Stored records:
····················
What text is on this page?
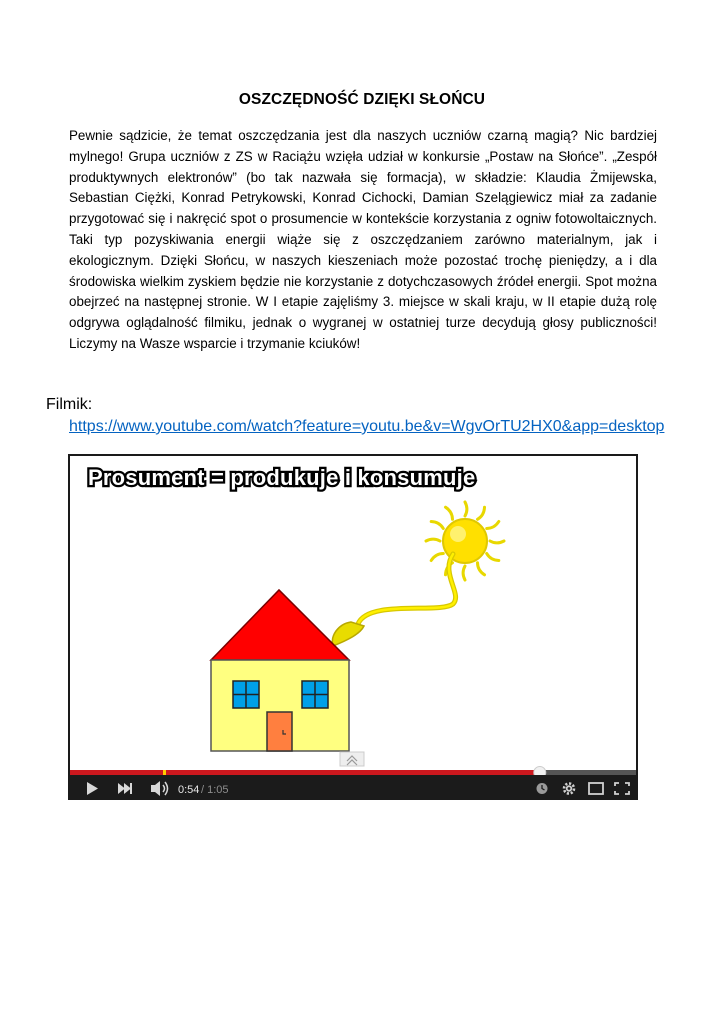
OSZCZĘDNOŚĆ DZIĘKI SŁOŃCU
Pewnie sądzicie, że temat oszczędzania jest dla naszych uczniów czarną magią? Nic bardziej mylnego! Grupa uczniów z ZS w Raciążu wzięła udział w konkursie „Postaw na Słońce”. „Zespół produktywnych elektronów” (bo tak nazwała się formacja), w składzie: Klaudia Żmijewska, Sebastian Ciężki, Konrad Petrykowski, Konrad Cichocki, Damian Szelągiewicz miał za zadanie przygotować się i nakręcić spot o prosumencie w kontekście korzystania z ogniw fotowoltaicznych. Taki typ pozyskiwania energii wiąże się z oszczędzaniem zarówno materialnym, jak i ekologicznym. Dzięki Słońcu, w naszych kieszeniach może pozostać trochę pieniędzy, a i dla środowiska wielkim zyskiem będzie nie korzystanie z dotychczasowych źródeł energii. Spot można obejrzeć na następnej stronie. W I etapie zajęliśmy 3. miejsce w skali kraju, w II etapie dużą rolę odgrywa oglądalność filmiku, jednak o wygranej w ostatniej turze decydują głosy publiczności! Liczymy na Wasze wsparcie i trzymanie kciuków!
Filmik:
https://www.youtube.com/watch?feature=youtu.be&v=WgvOrTU2HX0&app=desktop
Prosument = produkuje i konsumuje
0:54 / 1:05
····················
Quote all the records verbatim, dropping any pictures from your copy.

RESPONSE FOR THIS EXERCISE
What text is on this page?
OSZCZĘDNOŚĆ DZIĘKI SŁOŃCU
Pewnie sądzicie, że temat oszczędzania jest dla naszych uczniów czarną magią? Nic bardziej mylnego! Grupa uczniów z ZS w Raciążu wzięła udział w konkursie „Postaw na Słońce”. „Zespół produktywnych elektronów” (bo tak nazwała się formacja), w składzie: Klaudia Żmijewska, Sebastian Ciężki, Konrad Petrykowski, Konrad Cichocki, Damian Szelągiewicz miał za zadanie przygotować się i nakręcić spot o prosumencie w kontekście korzystania z ogniw fotowoltaicznych. Taki typ pozyskiwania energii wiąże się z oszczędzaniem zarówno materialnym, jak i ekologicznym. Dzięki Słońcu, w naszych kieszeniach może pozostać trochę pieniędzy, a i dla środowiska wielkim zyskiem będzie nie korzystanie z dotychczasowych źródeł energii. Spot można obejrzeć na następnej stronie. W I etapie zajęliśmy 3. miejsce w skali kraju, w II etapie dużą rolę odgrywa oglądalność filmiku, jednak o wygranej w ostatniej turze decydują głosy publiczności! Liczymy na Wasze wsparcie i trzymanie kciuków!
Filmik:
https://www.youtube.com/watch?feature=youtu.be&v=WgvOrTU2HX0&app=desktop
Prosument = produkuje i konsumuje
0:54 / 1:05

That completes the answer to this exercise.